The exercise: Repeat all of the material exactly as given.

Material:
------------
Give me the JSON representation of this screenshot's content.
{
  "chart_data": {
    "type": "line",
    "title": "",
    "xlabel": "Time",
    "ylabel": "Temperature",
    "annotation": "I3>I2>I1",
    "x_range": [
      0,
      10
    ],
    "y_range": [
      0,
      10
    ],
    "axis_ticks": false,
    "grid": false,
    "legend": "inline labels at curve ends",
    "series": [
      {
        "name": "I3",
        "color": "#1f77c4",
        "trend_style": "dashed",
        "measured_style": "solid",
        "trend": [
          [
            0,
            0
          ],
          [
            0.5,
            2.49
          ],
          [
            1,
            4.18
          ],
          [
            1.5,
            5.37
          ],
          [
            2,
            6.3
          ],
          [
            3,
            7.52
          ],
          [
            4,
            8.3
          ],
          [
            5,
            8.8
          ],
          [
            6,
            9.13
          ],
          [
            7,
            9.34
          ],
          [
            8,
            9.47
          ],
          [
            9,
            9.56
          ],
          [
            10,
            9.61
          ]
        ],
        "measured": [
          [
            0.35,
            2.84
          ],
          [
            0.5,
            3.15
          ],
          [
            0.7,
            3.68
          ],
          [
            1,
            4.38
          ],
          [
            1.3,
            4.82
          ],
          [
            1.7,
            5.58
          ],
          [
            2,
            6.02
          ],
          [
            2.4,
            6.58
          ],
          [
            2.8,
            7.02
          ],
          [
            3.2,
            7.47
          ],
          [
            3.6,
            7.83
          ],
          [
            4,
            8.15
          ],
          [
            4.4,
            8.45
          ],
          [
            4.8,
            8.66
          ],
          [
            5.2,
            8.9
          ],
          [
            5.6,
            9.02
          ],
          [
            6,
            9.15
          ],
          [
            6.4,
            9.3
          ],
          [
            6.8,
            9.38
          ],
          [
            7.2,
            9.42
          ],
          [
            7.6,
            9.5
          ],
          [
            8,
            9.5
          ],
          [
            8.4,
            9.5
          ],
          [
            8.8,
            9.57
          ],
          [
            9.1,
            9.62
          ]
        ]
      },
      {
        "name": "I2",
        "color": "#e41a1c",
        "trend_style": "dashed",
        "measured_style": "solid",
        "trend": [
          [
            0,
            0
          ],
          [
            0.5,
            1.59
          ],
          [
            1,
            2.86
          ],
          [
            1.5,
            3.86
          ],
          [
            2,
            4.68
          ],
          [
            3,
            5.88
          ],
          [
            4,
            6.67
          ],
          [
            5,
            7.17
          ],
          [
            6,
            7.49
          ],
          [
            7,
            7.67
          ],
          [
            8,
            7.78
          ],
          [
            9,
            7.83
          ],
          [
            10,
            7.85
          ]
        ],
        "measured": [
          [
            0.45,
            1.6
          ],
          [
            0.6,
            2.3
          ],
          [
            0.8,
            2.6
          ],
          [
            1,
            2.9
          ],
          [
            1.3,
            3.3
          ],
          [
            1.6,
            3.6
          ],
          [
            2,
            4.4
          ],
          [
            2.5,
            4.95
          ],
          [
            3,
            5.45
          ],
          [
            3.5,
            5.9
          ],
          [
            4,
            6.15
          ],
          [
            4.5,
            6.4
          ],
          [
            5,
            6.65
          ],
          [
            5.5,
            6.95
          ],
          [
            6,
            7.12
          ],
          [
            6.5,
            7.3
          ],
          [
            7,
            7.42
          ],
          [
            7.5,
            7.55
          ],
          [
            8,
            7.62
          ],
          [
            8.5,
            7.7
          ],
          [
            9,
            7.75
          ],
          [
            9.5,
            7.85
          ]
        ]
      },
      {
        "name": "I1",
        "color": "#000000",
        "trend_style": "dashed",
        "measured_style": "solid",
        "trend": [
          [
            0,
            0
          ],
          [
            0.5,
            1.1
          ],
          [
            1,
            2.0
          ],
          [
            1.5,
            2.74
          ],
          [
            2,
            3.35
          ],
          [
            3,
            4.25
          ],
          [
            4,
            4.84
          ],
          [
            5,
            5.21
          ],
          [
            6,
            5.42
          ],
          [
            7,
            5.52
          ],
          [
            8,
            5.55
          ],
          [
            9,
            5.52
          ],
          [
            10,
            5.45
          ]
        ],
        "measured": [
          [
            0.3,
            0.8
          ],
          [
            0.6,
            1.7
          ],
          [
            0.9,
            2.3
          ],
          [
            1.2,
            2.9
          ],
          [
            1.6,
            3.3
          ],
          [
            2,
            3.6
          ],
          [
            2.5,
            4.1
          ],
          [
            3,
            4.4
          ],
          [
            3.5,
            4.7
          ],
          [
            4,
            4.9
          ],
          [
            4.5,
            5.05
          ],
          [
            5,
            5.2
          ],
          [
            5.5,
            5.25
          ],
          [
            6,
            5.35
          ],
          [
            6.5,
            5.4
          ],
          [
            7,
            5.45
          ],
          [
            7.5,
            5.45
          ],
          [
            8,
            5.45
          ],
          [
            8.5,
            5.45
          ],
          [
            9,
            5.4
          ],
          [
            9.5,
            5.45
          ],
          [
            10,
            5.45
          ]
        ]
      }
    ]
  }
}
------------
Written response:
Give me the JSON representation of this screenshot's content.
{
  "chart_data": {
    "type": "line",
    "title": "",
    "xlabel": "Time",
    "ylabel": "Temperature",
    "annotation": "I3>I2>I1",
    "x_range": [
      0,
      10
    ],
    "y_range": [
      0,
      10
    ],
    "axis_ticks": false,
    "grid": false,
    "legend": "inline labels at curve ends",
    "series": [
      {
        "name": "I3",
        "color": "#1f77c4",
        "trend_style": "dashed",
        "measured_style": "solid",
        "trend": [
          [
            0,
            0
          ],
          [
            0.5,
            2.49
          ],
          [
            1,
            4.18
          ],
          [
            1.5,
            5.37
          ],
          [
            2,
            6.3
          ],
          [
            3,
            7.52
          ],
          [
            4,
            8.3
          ],
          [
            5,
            8.8
          ],
          [
            6,
            9.13
          ],
          [
            7,
            9.34
          ],
          [
            8,
            9.47
          ],
          [
            9,
            9.56
          ],
          [
            10,
            9.61
          ]
        ],
        "measured": [
          [
            0.35,
            2.84
          ],
          [
            0.5,
            3.15
          ],
          [
            0.7,
            3.68
          ],
          [
            1,
            4.38
          ],
          [
            1.3,
            4.82
          ],
          [
            1.7,
            5.58
          ],
          [
            2,
            6.02
          ],
          [
            2.4,
            6.58
          ],
          [
            2.8,
            7.02
          ],
          [
            3.2,
            7.47
          ],
          [
            3.6,
            7.83
          ],
          [
            4,
            8.15
          ],
          [
            4.4,
            8.45
          ],
          [
            4.8,
            8.66
          ],
          [
            5.2,
            8.9
          ],
          [
            5.6,
            9.02
          ],
          [
            6,
            9.15
          ],
          [
            6.4,
            9.3
          ],
          [
            6.8,
            9.38
          ],
          [
            7.2,
            9.42
          ],
          [
            7.6,
            9.5
          ],
          [
            8,
            9.5
          ],
          [
            8.4,
            9.5
          ],
          [
            8.8,
            9.57
          ],
          [
            9.1,
            9.62
          ]
        ]
      },
      {
        "name": "I2",
        "color": "#e41a1c",
        "trend_style": "dashed",
        "measured_style": "solid",
        "trend": [
          [
            0,
            0
          ],
          [
            0.5,
            1.59
          ],
          [
            1,
            2.86
          ],
          [
            1.5,
            3.86
          ],
          [
            2,
            4.68
          ],
          [
            3,
            5.88
          ],
          [
            4,
            6.67
          ],
          [
            5,
            7.17
          ],
          [
            6,
            7.49
          ],
          [
            7,
            7.67
          ],
          [
            8,
            7.78
          ],
          [
            9,
            7.83
          ],
          [
            10,
            7.85
          ]
        ],
        "measured": [
          [
            0.45,
            1.6
          ],
          [
            0.6,
            2.3
          ],
          [
            0.8,
            2.6
          ],
          [
            1,
            2.9
          ],
          [
            1.3,
            3.3
          ],
          [
            1.6,
            3.6
          ],
          [
            2,
            4.4
          ],
          [
            2.5,
            4.95
          ],
          [
            3,
            5.45
          ],
          [
            3.5,
            5.9
          ],
          [
            4,
            6.15
          ],
          [
            4.5,
            6.4
          ],
          [
            5,
            6.65
          ],
          [
            5.5,
            6.95
          ],
          [
            6,
            7.12
          ],
          [
            6.5,
            7.3
          ],
          [
            7,
            7.42
          ],
          [
            7.5,
            7.55
          ],
          [
            8,
            7.62
          ],
          [
            8.5,
            7.7
          ],
          [
            9,
            7.75
          ],
          [
            9.5,
            7.85
          ]
        ]
      },
      {
        "name": "I1",
        "color": "#000000",
        "trend_style": "dashed",
        "measured_style": "solid",
        "trend": [
          [
            0,
            0
          ],
          [
            0.5,
            1.1
          ],
          [
            1,
            2.0
          ],
          [
            1.5,
            2.74
          ],
          [
            2,
            3.35
          ],
          [
            3,
            4.25
          ],
          [
            4,
            4.84
          ],
          [
            5,
            5.21
          ],
          [
            6,
            5.42
          ],
          [
            7,
            5.52
          ],
          [
            8,
            5.55
          ],
          [
            9,
            5.52
          ],
          [
            10,
            5.45
          ]
        ],
        "measured": [
          [
            0.3,
            0.8
          ],
          [
            0.6,
            1.7
          ],
          [
            0.9,
            2.3
          ],
          [
            1.2,
            2.9
          ],
          [
            1.6,
            3.3
          ],
          [
            2,
            3.6
          ],
          [
            2.5,
            4.1
          ],
          [
            3,
            4.4
          ],
          [
            3.5,
            4.7
          ],
          [
            4,
            4.9
          ],
          [
            4.5,
            5.05
          ],
          [
            5,
            5.2
          ],
          [
            5.5,
            5.25
          ],
          [
            6,
            5.35
          ],
          [
            6.5,
            5.4
          ],
          [
            7,
            5.45
          ],
          [
            7.5,
            5.45
          ],
          [
            8,
            5.45
          ],
          [
            8.5,
            5.45
          ],
          [
            9,
            5.4
          ],
          [
            9.5,
            5.45
          ],
          [
            10,
            5.45
          ]
        ]
      }
    ]
  }
}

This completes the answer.